Stored items from a collection:

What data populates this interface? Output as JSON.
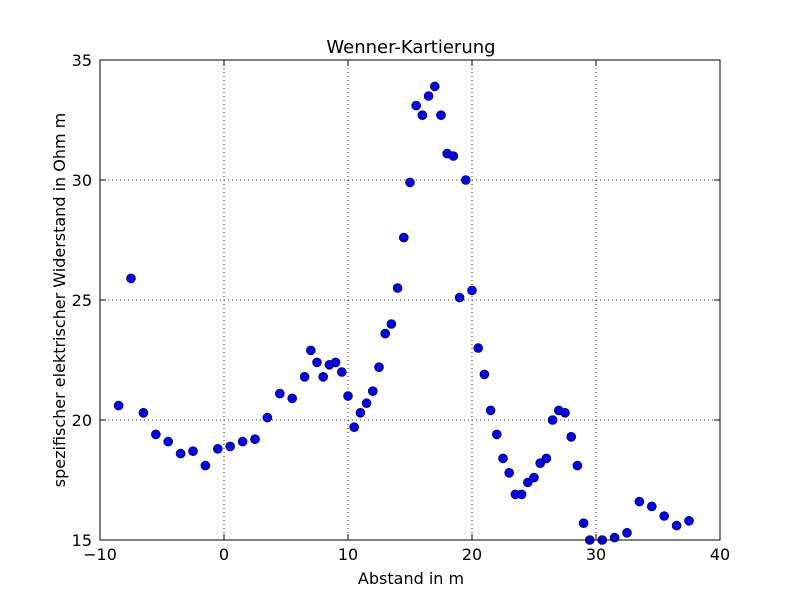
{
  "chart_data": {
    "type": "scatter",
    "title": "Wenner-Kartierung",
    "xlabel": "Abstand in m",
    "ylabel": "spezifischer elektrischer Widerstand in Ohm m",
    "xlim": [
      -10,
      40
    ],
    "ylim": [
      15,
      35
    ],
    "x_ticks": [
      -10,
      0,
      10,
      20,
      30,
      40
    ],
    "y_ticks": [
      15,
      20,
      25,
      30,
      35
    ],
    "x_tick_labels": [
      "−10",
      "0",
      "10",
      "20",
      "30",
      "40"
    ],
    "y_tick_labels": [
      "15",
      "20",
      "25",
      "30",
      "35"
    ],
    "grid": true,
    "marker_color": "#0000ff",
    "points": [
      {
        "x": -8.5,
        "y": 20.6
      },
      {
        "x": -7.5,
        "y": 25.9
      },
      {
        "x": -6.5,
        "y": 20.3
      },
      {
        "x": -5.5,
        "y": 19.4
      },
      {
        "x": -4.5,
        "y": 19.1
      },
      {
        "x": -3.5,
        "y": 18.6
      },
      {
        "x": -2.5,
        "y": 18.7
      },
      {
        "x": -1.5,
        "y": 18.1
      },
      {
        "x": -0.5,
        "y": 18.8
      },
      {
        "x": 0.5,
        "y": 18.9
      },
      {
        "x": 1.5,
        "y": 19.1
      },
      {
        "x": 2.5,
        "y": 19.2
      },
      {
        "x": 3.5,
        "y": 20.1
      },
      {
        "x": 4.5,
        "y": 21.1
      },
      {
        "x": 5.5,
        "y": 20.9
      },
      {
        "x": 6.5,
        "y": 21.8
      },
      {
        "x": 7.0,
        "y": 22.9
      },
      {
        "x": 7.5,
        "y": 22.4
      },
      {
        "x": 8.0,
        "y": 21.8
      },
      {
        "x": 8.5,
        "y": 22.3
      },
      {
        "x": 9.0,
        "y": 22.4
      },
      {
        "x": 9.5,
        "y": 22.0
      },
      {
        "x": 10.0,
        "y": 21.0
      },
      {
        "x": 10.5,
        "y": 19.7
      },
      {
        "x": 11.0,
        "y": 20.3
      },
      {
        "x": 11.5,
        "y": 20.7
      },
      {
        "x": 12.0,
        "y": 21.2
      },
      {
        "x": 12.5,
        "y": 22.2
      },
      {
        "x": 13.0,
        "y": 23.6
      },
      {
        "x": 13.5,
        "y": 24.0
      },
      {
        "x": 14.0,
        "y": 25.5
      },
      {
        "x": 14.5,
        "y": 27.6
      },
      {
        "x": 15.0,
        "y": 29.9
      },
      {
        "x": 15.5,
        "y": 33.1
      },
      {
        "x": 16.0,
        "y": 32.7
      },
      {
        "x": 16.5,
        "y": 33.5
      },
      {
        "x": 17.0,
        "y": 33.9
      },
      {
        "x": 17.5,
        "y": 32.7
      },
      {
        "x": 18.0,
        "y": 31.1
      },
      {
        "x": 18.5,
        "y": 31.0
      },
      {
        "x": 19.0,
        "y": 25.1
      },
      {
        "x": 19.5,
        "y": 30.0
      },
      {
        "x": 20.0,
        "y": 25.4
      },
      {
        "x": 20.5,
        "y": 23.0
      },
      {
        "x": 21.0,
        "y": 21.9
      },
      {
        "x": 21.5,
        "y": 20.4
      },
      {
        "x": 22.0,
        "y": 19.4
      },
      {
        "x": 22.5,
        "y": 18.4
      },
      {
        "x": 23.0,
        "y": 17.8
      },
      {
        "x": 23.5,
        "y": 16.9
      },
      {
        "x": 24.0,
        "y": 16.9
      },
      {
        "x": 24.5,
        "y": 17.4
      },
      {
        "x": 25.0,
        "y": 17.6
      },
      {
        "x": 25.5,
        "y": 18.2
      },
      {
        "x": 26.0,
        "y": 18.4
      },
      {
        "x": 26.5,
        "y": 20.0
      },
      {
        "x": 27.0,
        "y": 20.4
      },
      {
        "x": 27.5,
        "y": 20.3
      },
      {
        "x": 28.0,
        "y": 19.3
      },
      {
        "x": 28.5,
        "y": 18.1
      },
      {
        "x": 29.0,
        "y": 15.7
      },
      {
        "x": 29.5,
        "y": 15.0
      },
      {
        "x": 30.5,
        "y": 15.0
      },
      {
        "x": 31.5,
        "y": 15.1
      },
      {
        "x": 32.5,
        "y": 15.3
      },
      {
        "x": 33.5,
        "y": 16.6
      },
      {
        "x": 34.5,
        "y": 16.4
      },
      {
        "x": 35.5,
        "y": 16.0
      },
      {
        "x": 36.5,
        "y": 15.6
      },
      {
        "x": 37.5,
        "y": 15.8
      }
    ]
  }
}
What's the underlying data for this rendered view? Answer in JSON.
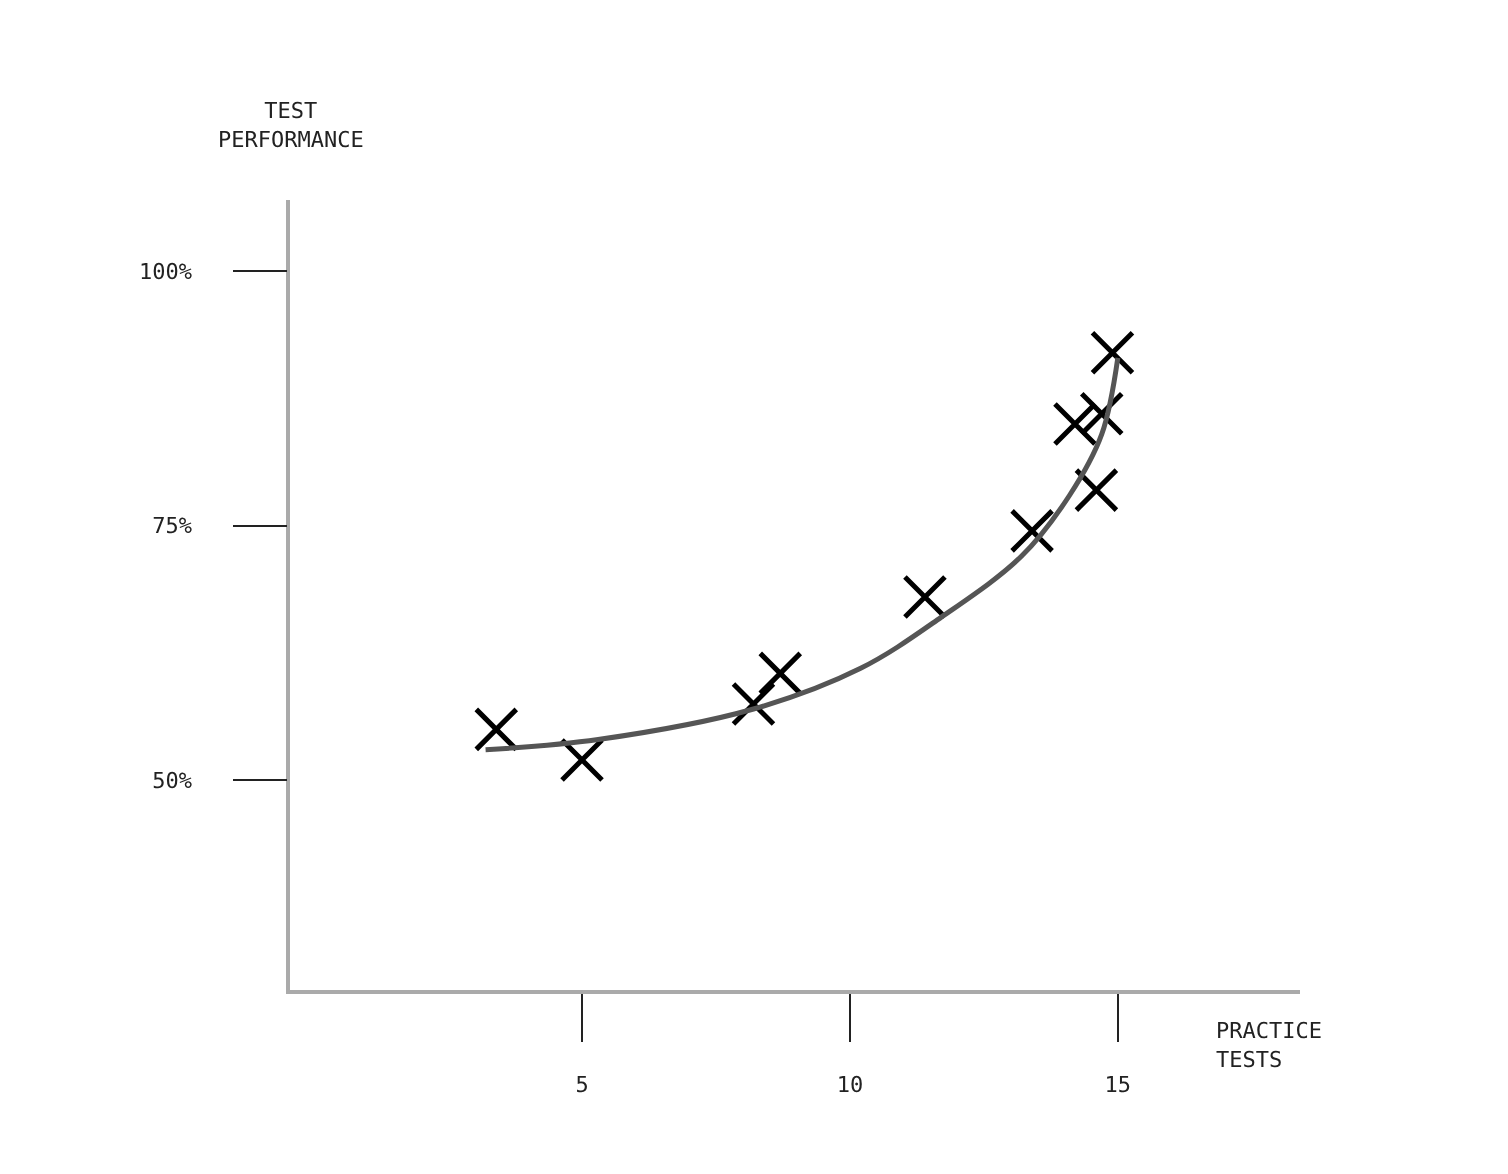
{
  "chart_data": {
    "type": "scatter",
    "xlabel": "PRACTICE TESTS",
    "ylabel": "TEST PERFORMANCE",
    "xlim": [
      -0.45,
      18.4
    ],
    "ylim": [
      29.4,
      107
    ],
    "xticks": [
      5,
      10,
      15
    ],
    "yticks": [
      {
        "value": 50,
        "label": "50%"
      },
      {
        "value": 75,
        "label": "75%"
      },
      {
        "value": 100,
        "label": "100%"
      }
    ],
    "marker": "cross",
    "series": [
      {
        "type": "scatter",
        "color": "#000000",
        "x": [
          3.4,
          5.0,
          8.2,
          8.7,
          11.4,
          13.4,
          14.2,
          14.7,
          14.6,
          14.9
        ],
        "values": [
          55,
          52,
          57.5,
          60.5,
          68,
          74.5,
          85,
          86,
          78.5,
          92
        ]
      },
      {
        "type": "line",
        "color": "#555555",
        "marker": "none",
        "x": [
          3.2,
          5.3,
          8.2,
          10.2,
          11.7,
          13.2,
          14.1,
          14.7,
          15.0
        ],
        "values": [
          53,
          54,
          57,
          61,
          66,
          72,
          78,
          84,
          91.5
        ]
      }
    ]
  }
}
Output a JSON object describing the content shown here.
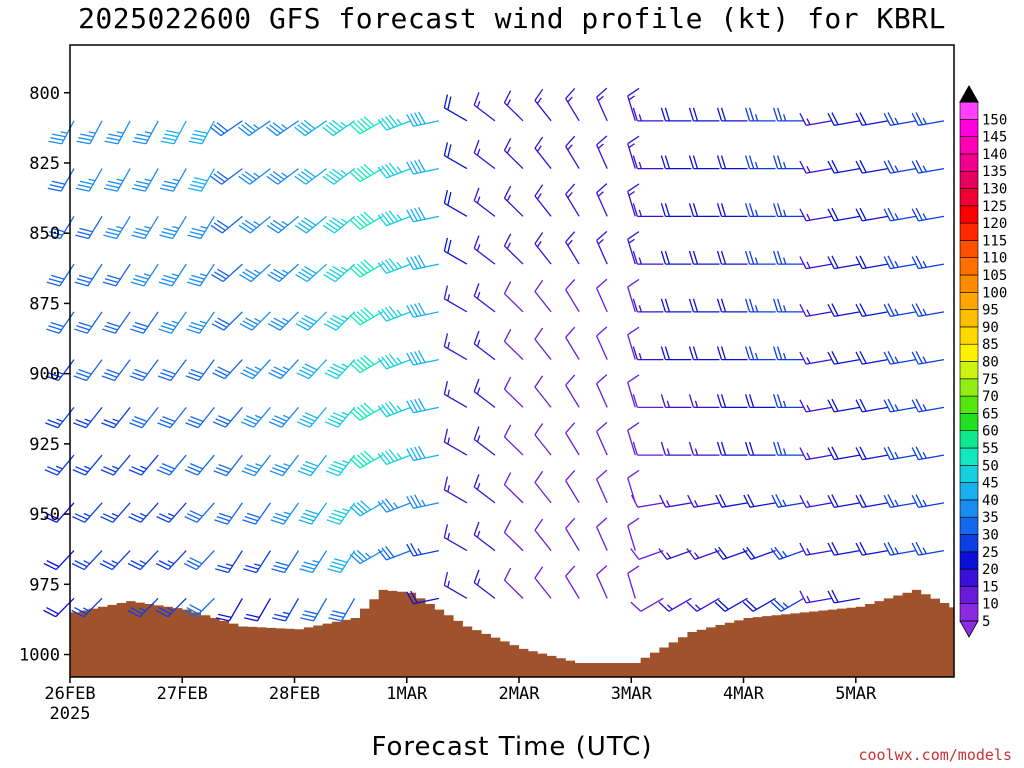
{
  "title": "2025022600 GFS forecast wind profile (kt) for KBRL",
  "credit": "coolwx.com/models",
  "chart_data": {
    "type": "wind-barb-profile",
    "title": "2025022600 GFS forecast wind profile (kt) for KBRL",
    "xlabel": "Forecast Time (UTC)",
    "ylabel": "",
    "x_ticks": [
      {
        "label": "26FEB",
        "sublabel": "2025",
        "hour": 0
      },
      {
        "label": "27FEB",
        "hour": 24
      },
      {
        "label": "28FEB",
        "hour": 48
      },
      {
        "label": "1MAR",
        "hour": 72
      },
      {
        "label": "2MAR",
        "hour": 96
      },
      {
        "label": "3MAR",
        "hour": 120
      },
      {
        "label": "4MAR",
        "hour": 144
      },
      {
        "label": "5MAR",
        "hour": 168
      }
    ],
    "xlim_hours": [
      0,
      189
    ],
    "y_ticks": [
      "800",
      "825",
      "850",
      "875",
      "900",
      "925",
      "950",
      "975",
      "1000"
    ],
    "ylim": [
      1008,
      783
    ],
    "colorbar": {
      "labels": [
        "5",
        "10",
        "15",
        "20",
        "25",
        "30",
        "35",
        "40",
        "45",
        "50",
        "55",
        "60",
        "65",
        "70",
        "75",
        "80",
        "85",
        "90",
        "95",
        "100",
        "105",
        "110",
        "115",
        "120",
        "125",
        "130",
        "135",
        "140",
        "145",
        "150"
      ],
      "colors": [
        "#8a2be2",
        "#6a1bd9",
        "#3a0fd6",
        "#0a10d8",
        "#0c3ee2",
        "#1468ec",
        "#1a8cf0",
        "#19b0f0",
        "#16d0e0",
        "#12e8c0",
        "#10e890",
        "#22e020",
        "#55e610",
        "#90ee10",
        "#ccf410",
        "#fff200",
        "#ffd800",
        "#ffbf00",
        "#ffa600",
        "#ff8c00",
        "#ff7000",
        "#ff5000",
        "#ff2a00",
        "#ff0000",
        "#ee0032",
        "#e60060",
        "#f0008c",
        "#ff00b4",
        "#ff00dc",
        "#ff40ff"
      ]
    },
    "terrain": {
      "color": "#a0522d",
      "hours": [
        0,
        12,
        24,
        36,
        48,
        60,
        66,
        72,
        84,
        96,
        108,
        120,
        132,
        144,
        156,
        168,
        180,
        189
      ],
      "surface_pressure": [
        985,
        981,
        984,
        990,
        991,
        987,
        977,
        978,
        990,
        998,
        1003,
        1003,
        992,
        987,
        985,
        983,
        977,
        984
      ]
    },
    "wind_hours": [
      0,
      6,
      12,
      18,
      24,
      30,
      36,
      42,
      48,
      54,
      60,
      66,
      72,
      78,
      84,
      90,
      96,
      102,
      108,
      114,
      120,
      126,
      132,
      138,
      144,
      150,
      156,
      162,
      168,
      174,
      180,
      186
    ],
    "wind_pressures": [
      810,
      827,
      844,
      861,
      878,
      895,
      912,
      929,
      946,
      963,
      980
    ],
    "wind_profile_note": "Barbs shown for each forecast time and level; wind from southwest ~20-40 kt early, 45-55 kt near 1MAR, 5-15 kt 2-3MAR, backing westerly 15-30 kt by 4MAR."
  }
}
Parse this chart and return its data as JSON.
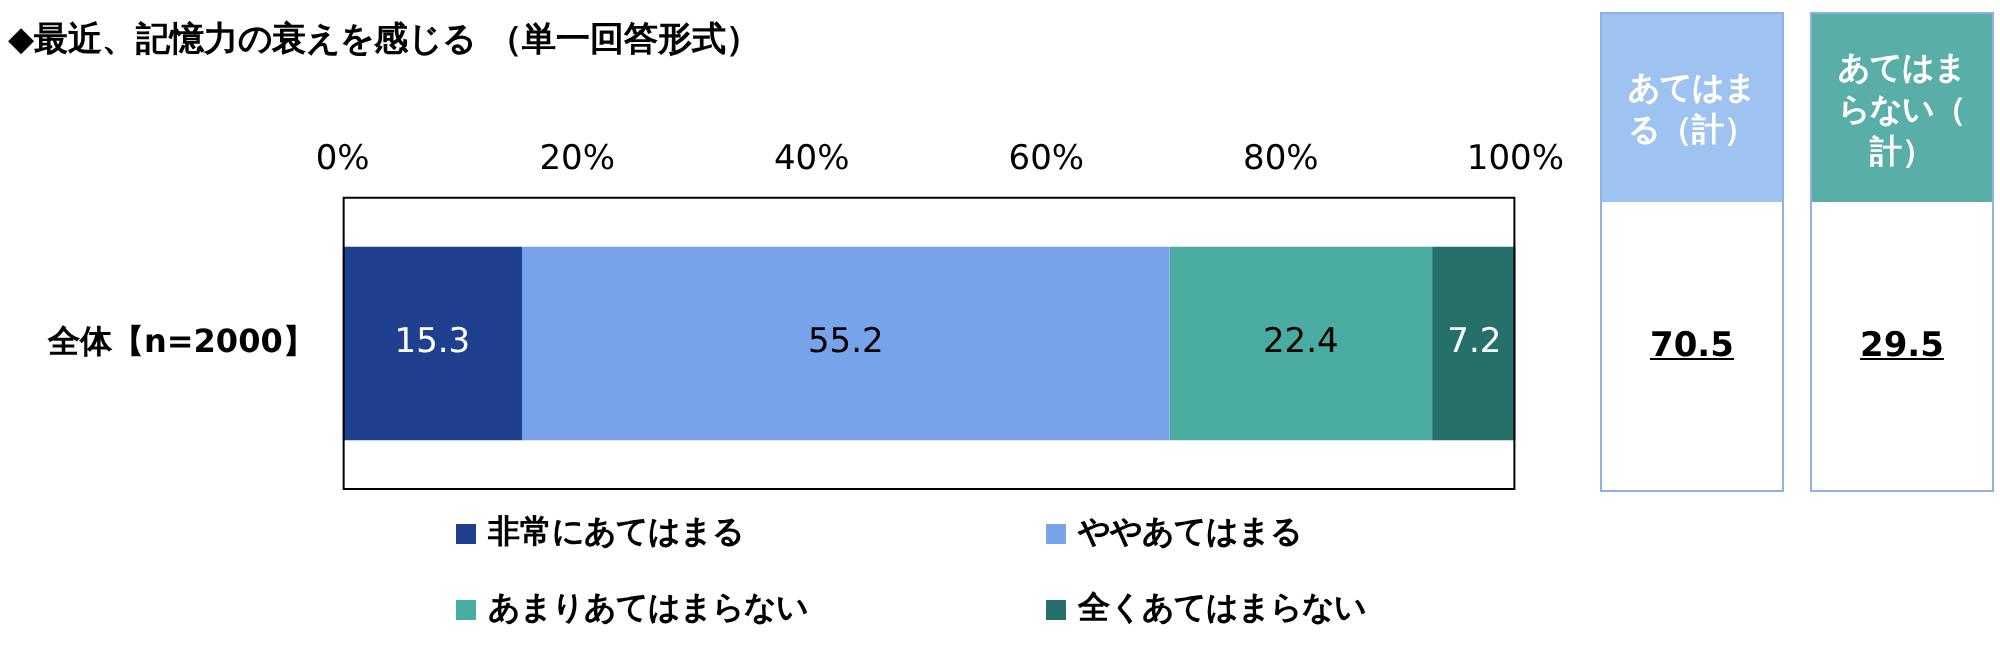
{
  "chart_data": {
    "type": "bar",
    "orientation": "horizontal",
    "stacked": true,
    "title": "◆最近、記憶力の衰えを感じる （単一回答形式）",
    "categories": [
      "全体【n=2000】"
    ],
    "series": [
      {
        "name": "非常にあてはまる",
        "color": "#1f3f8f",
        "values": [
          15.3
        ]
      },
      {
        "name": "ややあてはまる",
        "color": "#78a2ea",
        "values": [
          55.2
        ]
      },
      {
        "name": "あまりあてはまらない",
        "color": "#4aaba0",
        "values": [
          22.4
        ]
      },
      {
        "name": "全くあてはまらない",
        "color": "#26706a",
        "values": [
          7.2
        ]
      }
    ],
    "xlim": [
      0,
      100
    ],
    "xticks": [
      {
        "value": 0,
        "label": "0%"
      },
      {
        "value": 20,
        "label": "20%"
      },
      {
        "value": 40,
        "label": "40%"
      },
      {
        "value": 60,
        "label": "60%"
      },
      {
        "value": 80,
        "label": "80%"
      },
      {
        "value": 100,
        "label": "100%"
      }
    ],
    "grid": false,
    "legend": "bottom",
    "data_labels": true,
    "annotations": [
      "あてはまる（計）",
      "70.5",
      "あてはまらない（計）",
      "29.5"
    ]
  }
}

YOUR GOAL. The pictures stay out; repeat exactly the lines from the one with "Parse this chart and return its data as JSON." to the end of the entries above, and nothing else.

RESPONSE.
Parse this chart and return its data as JSON.
{
  "chart_data": {
    "type": "bar",
    "orientation": "horizontal",
    "stacked": true,
    "title": "◆最近、記憶力の衰えを感じる （単一回答形式）",
    "categories": [
      "全体【n=2000】"
    ],
    "series": [
      {
        "name": "非常にあてはまる",
        "color": "#1f3f8f",
        "values": [
          15.3
        ]
      },
      {
        "name": "ややあてはまる",
        "color": "#78a2ea",
        "values": [
          55.2
        ]
      },
      {
        "name": "あまりあてはまらない",
        "color": "#4aaba0",
        "values": [
          22.4
        ]
      },
      {
        "name": "全くあてはまらない",
        "color": "#26706a",
        "values": [
          7.2
        ]
      }
    ],
    "xlim": [
      0,
      100
    ],
    "xticks": [
      {
        "value": 0,
        "label": "0%"
      },
      {
        "value": 20,
        "label": "20%"
      },
      {
        "value": 40,
        "label": "40%"
      },
      {
        "value": 60,
        "label": "60%"
      },
      {
        "value": 80,
        "label": "80%"
      },
      {
        "value": 100,
        "label": "100%"
      }
    ],
    "grid": false,
    "legend": "bottom",
    "data_labels": true,
    "annotations": [
      "あてはまる（計）",
      "70.5",
      "あてはまらない（計）",
      "29.5"
    ]
  }
}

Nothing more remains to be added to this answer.